§ EXERCISE DIRECTIONS
Once you have read the entries below, give them all again without any difference.

§ MATERIAL SHOWN

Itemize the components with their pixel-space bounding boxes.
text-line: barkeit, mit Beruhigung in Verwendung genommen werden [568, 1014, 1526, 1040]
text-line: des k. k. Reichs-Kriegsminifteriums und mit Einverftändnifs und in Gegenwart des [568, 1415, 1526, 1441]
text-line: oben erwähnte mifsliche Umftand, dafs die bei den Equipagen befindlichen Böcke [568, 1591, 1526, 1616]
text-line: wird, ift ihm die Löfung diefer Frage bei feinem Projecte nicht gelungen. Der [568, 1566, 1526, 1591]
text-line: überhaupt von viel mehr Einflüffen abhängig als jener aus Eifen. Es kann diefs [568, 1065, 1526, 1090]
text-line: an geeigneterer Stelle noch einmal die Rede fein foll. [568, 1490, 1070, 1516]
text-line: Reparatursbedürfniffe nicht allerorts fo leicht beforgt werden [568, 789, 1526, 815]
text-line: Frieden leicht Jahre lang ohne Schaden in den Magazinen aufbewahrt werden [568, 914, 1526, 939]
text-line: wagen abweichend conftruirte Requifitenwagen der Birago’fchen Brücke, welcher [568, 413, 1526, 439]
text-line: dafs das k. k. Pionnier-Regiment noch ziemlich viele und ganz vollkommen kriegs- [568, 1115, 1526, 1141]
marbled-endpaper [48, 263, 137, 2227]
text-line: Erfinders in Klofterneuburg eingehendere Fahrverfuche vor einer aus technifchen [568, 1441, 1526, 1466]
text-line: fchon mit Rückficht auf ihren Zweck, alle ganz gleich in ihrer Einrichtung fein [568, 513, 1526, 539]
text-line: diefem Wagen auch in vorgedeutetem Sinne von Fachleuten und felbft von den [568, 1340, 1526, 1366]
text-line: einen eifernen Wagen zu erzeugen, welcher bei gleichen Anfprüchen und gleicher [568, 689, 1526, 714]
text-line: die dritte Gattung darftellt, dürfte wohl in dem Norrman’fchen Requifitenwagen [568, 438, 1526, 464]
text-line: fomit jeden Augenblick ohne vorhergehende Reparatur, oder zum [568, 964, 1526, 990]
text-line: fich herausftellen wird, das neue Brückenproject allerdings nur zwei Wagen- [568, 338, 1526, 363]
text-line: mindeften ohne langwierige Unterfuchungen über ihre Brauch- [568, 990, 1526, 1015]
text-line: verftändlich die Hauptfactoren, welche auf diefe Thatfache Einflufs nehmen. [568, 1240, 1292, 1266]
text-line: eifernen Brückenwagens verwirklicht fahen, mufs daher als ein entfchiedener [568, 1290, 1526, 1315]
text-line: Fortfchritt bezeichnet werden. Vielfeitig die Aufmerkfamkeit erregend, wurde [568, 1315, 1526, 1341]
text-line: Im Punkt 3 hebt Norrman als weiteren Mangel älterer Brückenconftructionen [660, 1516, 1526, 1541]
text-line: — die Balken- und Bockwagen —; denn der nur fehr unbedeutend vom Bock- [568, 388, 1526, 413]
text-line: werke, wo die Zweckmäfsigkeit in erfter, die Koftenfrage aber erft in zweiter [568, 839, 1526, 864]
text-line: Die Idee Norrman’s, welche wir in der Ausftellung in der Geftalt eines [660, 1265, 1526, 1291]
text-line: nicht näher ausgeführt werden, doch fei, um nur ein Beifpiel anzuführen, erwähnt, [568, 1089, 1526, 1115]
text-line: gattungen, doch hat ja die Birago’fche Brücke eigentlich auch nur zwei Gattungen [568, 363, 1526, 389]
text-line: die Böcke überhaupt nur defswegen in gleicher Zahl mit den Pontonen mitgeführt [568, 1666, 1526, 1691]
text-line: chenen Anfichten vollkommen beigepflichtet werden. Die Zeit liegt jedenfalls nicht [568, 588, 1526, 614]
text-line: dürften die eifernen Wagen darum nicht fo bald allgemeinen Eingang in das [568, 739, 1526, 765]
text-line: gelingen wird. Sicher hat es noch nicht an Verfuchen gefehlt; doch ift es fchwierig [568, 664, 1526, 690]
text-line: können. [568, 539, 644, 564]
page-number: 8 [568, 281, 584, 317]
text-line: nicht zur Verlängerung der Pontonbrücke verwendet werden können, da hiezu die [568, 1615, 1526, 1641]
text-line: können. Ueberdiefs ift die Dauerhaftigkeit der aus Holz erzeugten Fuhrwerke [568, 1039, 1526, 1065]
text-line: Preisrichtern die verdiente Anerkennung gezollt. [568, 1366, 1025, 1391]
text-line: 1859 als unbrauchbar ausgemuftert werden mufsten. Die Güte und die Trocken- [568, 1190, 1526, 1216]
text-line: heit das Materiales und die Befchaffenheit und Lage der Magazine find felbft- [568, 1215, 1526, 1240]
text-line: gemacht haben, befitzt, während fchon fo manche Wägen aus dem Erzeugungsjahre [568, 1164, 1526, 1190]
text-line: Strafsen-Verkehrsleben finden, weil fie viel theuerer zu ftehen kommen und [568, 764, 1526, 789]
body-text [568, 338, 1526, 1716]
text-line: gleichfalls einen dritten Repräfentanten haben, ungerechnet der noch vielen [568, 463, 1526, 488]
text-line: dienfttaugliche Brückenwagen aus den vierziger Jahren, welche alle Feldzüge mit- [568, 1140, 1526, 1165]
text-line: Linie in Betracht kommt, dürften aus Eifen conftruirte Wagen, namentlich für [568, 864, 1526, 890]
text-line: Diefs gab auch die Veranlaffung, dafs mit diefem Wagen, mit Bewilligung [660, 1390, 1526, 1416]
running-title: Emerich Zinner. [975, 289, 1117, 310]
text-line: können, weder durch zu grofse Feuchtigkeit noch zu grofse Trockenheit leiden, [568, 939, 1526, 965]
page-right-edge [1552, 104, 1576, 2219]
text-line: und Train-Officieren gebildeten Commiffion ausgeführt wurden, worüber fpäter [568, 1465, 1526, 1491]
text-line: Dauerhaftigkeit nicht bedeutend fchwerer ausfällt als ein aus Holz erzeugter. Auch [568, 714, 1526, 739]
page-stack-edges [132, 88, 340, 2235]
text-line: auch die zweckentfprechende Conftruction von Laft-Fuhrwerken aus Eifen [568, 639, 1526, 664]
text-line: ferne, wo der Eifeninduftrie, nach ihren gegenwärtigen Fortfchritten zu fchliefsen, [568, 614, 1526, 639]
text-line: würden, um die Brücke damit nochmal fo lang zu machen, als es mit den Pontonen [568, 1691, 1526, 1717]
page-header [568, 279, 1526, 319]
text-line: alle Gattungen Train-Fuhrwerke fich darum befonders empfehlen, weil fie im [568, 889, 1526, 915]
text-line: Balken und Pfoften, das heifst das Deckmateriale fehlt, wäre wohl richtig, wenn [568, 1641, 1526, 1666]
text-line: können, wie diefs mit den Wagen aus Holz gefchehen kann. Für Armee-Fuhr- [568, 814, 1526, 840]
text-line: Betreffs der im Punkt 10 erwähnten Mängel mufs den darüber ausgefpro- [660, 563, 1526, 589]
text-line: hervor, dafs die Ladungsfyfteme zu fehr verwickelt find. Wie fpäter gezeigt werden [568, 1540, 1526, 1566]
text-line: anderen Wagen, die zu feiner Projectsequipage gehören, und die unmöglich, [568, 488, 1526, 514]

§ SOLUTION TO THIS EXERCISE
Itemize the components with their pixel-space bounding boxes.
text-line: barkeit, mit Beruhigung in Verwendung genommen werden [568, 1014, 1526, 1040]
text-line: des k. k. Reichs-Kriegsminifteriums und mit Einverftändnifs und in Gegenwart des [568, 1415, 1526, 1441]
text-line: oben erwähnte mifsliche Umftand, dafs die bei den Equipagen befindlichen Böcke [568, 1591, 1526, 1616]
text-line: wird, ift ihm die Löfung diefer Frage bei feinem Projecte nicht gelungen. Der [568, 1566, 1526, 1591]
text-line: überhaupt von viel mehr Einflüffen abhängig als jener aus Eifen. Es kann diefs [568, 1065, 1526, 1090]
text-line: an geeigneterer Stelle noch einmal die Rede fein foll. [568, 1490, 1070, 1516]
text-line: Reparatursbedürfniffe nicht allerorts fo leicht beforgt werden [568, 789, 1526, 815]
text-line: Frieden leicht Jahre lang ohne Schaden in den Magazinen aufbewahrt werden [568, 914, 1526, 939]
text-line: wagen abweichend conftruirte Requifitenwagen der Birago’fchen Brücke, welcher [568, 413, 1526, 439]
text-line: dafs das k. k. Pionnier-Regiment noch ziemlich viele und ganz vollkommen kriegs- [568, 1115, 1526, 1141]
marbled-endpaper [48, 263, 137, 2227]
text-line: Erfinders in Klofterneuburg eingehendere Fahrverfuche vor einer aus technifchen [568, 1441, 1526, 1466]
text-line: fchon mit Rückficht auf ihren Zweck, alle ganz gleich in ihrer Einrichtung fein [568, 513, 1526, 539]
text-line: diefem Wagen auch in vorgedeutetem Sinne von Fachleuten und felbft von den [568, 1340, 1526, 1366]
text-line: einen eifernen Wagen zu erzeugen, welcher bei gleichen Anfprüchen und gleicher [568, 689, 1526, 714]
text-line: die dritte Gattung darftellt, dürfte wohl in dem Norrman’fchen Requifitenwagen [568, 438, 1526, 464]
text-line: fomit jeden Augenblick ohne vorhergehende Reparatur, oder zum [568, 964, 1526, 990]
text-line: fich herausftellen wird, das neue Brückenproject allerdings nur zwei Wagen- [568, 338, 1526, 363]
text-line: mindeften ohne langwierige Unterfuchungen über ihre Brauch- [568, 990, 1526, 1015]
text-line: verftändlich die Hauptfactoren, welche auf diefe Thatfache Einflufs nehmen. [568, 1240, 1292, 1266]
text-line: eifernen Brückenwagens verwirklicht fahen, mufs daher als ein entfchiedener [568, 1290, 1526, 1315]
text-line: Fortfchritt bezeichnet werden. Vielfeitig die Aufmerkfamkeit erregend, wurde [568, 1315, 1526, 1341]
text-line: Im Punkt 3 hebt Norrman als weiteren Mangel älterer Brückenconftructionen [660, 1516, 1526, 1541]
text-line: — die Balken- und Bockwagen —; denn der nur fehr unbedeutend vom Bock- [568, 388, 1526, 413]
text-line: werke, wo die Zweckmäfsigkeit in erfter, die Koftenfrage aber erft in zweiter [568, 839, 1526, 864]
text-line: Die Idee Norrman’s, welche wir in der Ausftellung in der Geftalt eines [660, 1265, 1526, 1291]
text-line: nicht näher ausgeführt werden, doch fei, um nur ein Beifpiel anzuführen, erwähnt, [568, 1089, 1526, 1115]
text-line: gattungen, doch hat ja die Birago’fche Brücke eigentlich auch nur zwei Gattungen [568, 363, 1526, 389]
text-line: die Böcke überhaupt nur defswegen in gleicher Zahl mit den Pontonen mitgeführt [568, 1666, 1526, 1691]
text-line: chenen Anfichten vollkommen beigepflichtet werden. Die Zeit liegt jedenfalls nicht [568, 588, 1526, 614]
text-line: dürften die eifernen Wagen darum nicht fo bald allgemeinen Eingang in das [568, 739, 1526, 765]
text-line: gelingen wird. Sicher hat es noch nicht an Verfuchen gefehlt; doch ift es fchwierig [568, 664, 1526, 690]
text-line: können. [568, 539, 644, 564]
page-number: 8 [568, 281, 584, 317]
text-line: nicht zur Verlängerung der Pontonbrücke verwendet werden können, da hiezu die [568, 1615, 1526, 1641]
text-line: können. Ueberdiefs ift die Dauerhaftigkeit der aus Holz erzeugten Fuhrwerke [568, 1039, 1526, 1065]
text-line: Preisrichtern die verdiente Anerkennung gezollt. [568, 1366, 1025, 1391]
text-line: 1859 als unbrauchbar ausgemuftert werden mufsten. Die Güte und die Trocken- [568, 1190, 1526, 1216]
text-line: heit das Materiales und die Befchaffenheit und Lage der Magazine find felbft- [568, 1215, 1526, 1240]
text-line: gemacht haben, befitzt, während fchon fo manche Wägen aus dem Erzeugungsjahre [568, 1164, 1526, 1190]
text-line: Strafsen-Verkehrsleben finden, weil fie viel theuerer zu ftehen kommen und [568, 764, 1526, 789]
body-text [568, 338, 1526, 1716]
text-line: gleichfalls einen dritten Repräfentanten haben, ungerechnet der noch vielen [568, 463, 1526, 488]
text-line: dienfttaugliche Brückenwagen aus den vierziger Jahren, welche alle Feldzüge mit- [568, 1140, 1526, 1165]
text-line: Linie in Betracht kommt, dürften aus Eifen conftruirte Wagen, namentlich für [568, 864, 1526, 890]
text-line: Diefs gab auch die Veranlaffung, dafs mit diefem Wagen, mit Bewilligung [660, 1390, 1526, 1416]
running-title: Emerich Zinner. [975, 289, 1117, 310]
text-line: können, weder durch zu grofse Feuchtigkeit noch zu grofse Trockenheit leiden, [568, 939, 1526, 965]
page-right-edge [1552, 104, 1576, 2219]
text-line: und Train-Officieren gebildeten Commiffion ausgeführt wurden, worüber fpäter [568, 1465, 1526, 1491]
text-line: Dauerhaftigkeit nicht bedeutend fchwerer ausfällt als ein aus Holz erzeugter. Auch [568, 714, 1526, 739]
page-stack-edges [132, 88, 340, 2235]
text-line: auch die zweckentfprechende Conftruction von Laft-Fuhrwerken aus Eifen [568, 639, 1526, 664]
text-line: ferne, wo der Eifeninduftrie, nach ihren gegenwärtigen Fortfchritten zu fchliefsen, [568, 614, 1526, 639]
text-line: würden, um die Brücke damit nochmal fo lang zu machen, als es mit den Pontonen [568, 1691, 1526, 1717]
page-header [568, 279, 1526, 319]
text-line: alle Gattungen Train-Fuhrwerke fich darum befonders empfehlen, weil fie im [568, 889, 1526, 915]
text-line: Balken und Pfoften, das heifst das Deckmateriale fehlt, wäre wohl richtig, wenn [568, 1641, 1526, 1666]
text-line: können, wie diefs mit den Wagen aus Holz gefchehen kann. Für Armee-Fuhr- [568, 814, 1526, 840]
text-line: Betreffs der im Punkt 10 erwähnten Mängel mufs den darüber ausgefpro- [660, 563, 1526, 589]
text-line: hervor, dafs die Ladungsfyfteme zu fehr verwickelt find. Wie fpäter gezeigt werden [568, 1540, 1526, 1566]
text-line: anderen Wagen, die zu feiner Projectsequipage gehören, und die unmöglich, [568, 488, 1526, 514]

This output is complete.